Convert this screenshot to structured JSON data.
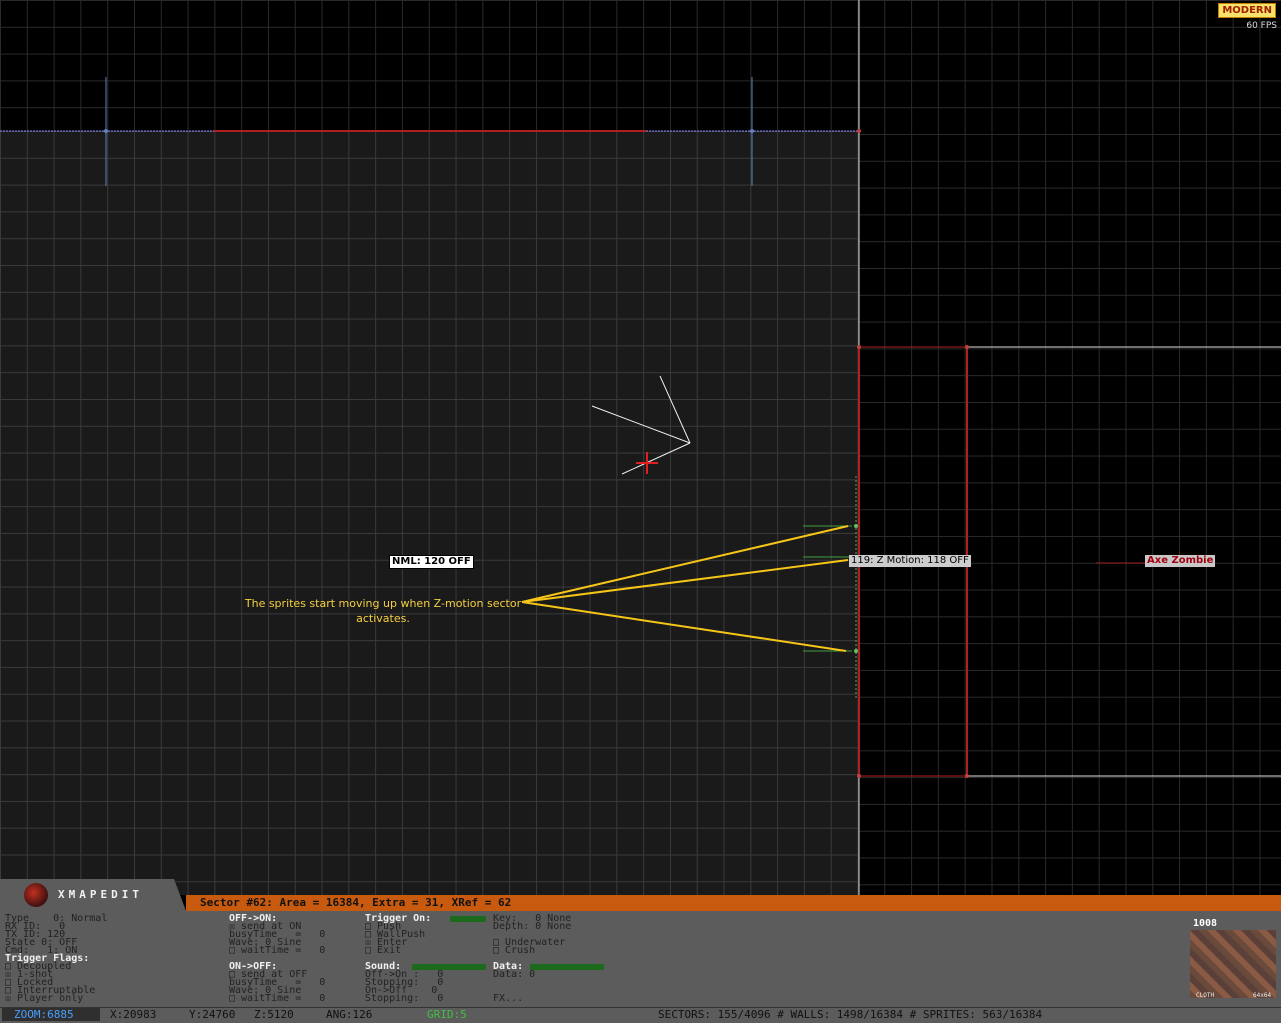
{
  "top_right": {
    "mode_badge": "MODERN",
    "fps": "60 FPS"
  },
  "map": {
    "labels": {
      "nml_tag": "NML: 120 OFF",
      "zmotion_tag": "119: Z Motion: 118 OFF",
      "sprite_tag": "Axe Zombie"
    },
    "note": "The sprites start moving up when Z-motion sector activates."
  },
  "app": {
    "logo_text": "XMAPEDIT"
  },
  "sector_bar": "Sector #62: Area = 16384, Extra = 31, XRef = 62",
  "panel": {
    "col1": [
      "Type    0: Normal",
      "RX ID:   0",
      "TX ID: 120",
      "State 0: OFF",
      "Cmd:   1: ON"
    ],
    "trigger_flags_header": "Trigger Flags:",
    "trigger_flags": [
      "□ Decoupled",
      "☒ 1-shot",
      "□ Locked",
      "□ Interruptable",
      "☒ Player only"
    ],
    "off_on_header": "OFF->ON:",
    "off_on": [
      "☒ send at ON",
      "busyTime   =   0",
      "Wave: 0 Sine",
      "□ waitTime =   0"
    ],
    "on_off_header": "ON->OFF:",
    "on_off": [
      "□ send at OFF",
      "busyTime   =   0",
      "Wave: 0 Sine",
      "□ waitTime =   0"
    ],
    "trigger_on_header": "Trigger On:",
    "trigger_on": [
      "□ Push",
      "□ WallPush",
      "☒ Enter",
      "□ Exit"
    ],
    "sound_header": "Sound:",
    "sound": [
      "Off->On :   0",
      "Stopping:   0",
      "On->Off    0",
      "Stopping:   0"
    ],
    "key_depth": [
      "Key:   0 None",
      "Depth: 0 None"
    ],
    "env": [
      "□ Underwater",
      "□ Crush"
    ],
    "data_header": "Data:",
    "data": [
      "Data: 0",
      "FX..."
    ],
    "texture": {
      "number": "1008",
      "name": "CLOTH",
      "size": "64x64"
    }
  },
  "status": {
    "zoom": "ZOOM:6885",
    "x": "X:20983",
    "y": "Y:24760",
    "z": "Z:5120",
    "ang": "ANG:126",
    "grid": "GRID:5",
    "counts": "SECTORS: 155/4096 # WALLS: 1498/16384 # SPRITES: 563/16384"
  },
  "colors": {
    "sector_bar": "#c85a10",
    "panel": "#5c5c5c",
    "red_wall": "#b02020",
    "arrow": "#f5c518"
  }
}
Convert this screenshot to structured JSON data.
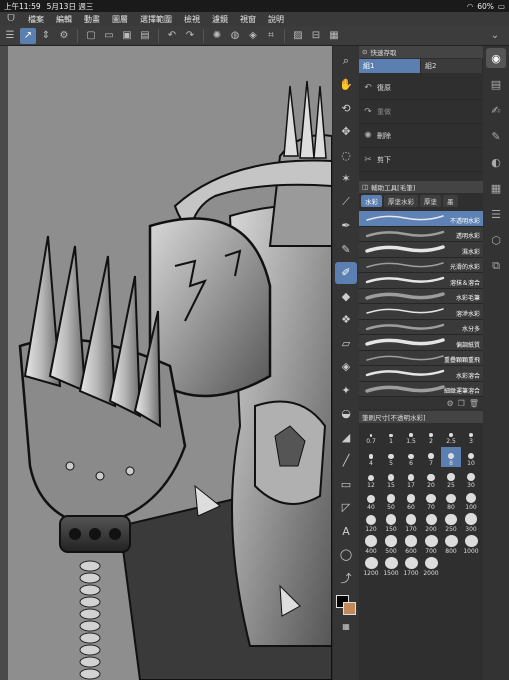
━━━━━━━━━━
WHAT THE EXERCISE ASKS
Drop the images and quote the entries word for word.

COMPLETE OUTPUT
Convert this screenshot to structured JSON data.
{
  "top_right": {
    "mode_badge": "MODERN",
    "fps": "60 FPS"
  },
  "map": {
    "labels": {
      "nml_tag": "NML: 120 OFF",
      "zmotion_tag": "119: Z Motion: 118 OFF",
      "sprite_tag": "Axe Zombie"
    },
    "note": "The sprites start moving up when Z-motion sector activates."
  },
  "app": {
    "logo_text": "XMAPEDIT"
  },
  "sector_bar": "Sector #62: Area = 16384, Extra = 31, XRef = 62",
  "panel": {
    "col1": [
      "Type    0: Normal",
      "RX ID:   0",
      "TX ID: 120",
      "State 0: OFF",
      "Cmd:   1: ON"
    ],
    "trigger_flags_header": "Trigger Flags:",
    "trigger_flags": [
      "□ Decoupled",
      "☒ 1-shot",
      "□ Locked",
      "□ Interruptable",
      "☒ Player only"
    ],
    "off_on_header": "OFF->ON:",
    "off_on": [
      "☒ send at ON",
      "busyTime   =   0",
      "Wave: 0 Sine",
      "□ waitTime =   0"
    ],
    "on_off_header": "ON->OFF:",
    "on_off": [
      "□ send at OFF",
      "busyTime   =   0",
      "Wave: 0 Sine",
      "□ waitTime =   0"
    ],
    "trigger_on_header": "Trigger On:",
    "trigger_on": [
      "□ Push",
      "□ WallPush",
      "☒ Enter",
      "□ Exit"
    ],
    "sound_header": "Sound:",
    "sound": [
      "Off->On :   0",
      "Stopping:   0",
      "On->Off    0",
      "Stopping:   0"
    ],
    "key_depth": [
      "Key:   0 None",
      "Depth: 0 None"
    ],
    "env": [
      "□ Underwater",
      "□ Crush"
    ],
    "data_header": "Data:",
    "data": [
      "Data: 0",
      "FX..."
    ],
    "texture": {
      "number": "1008",
      "name": "CLOTH",
      "size": "64x64"
    }
  },
  "status": {
    "zoom": "ZOOM:6885",
    "x": "X:20983",
    "y": "Y:24760",
    "z": "Z:5120",
    "ang": "ANG:126",
    "grid": "GRID:5",
    "counts": "SECTORS: 155/4096 # WALLS: 1498/16384 # SPRITES: 563/16384"
  },
  "colors": {
    "sector_bar": "#c85a10",
    "panel": "#5c5c5c",
    "red_wall": "#b02020",
    "arrow": "#f5c518"
  }
}
Convert this screenshot to structured JSON data.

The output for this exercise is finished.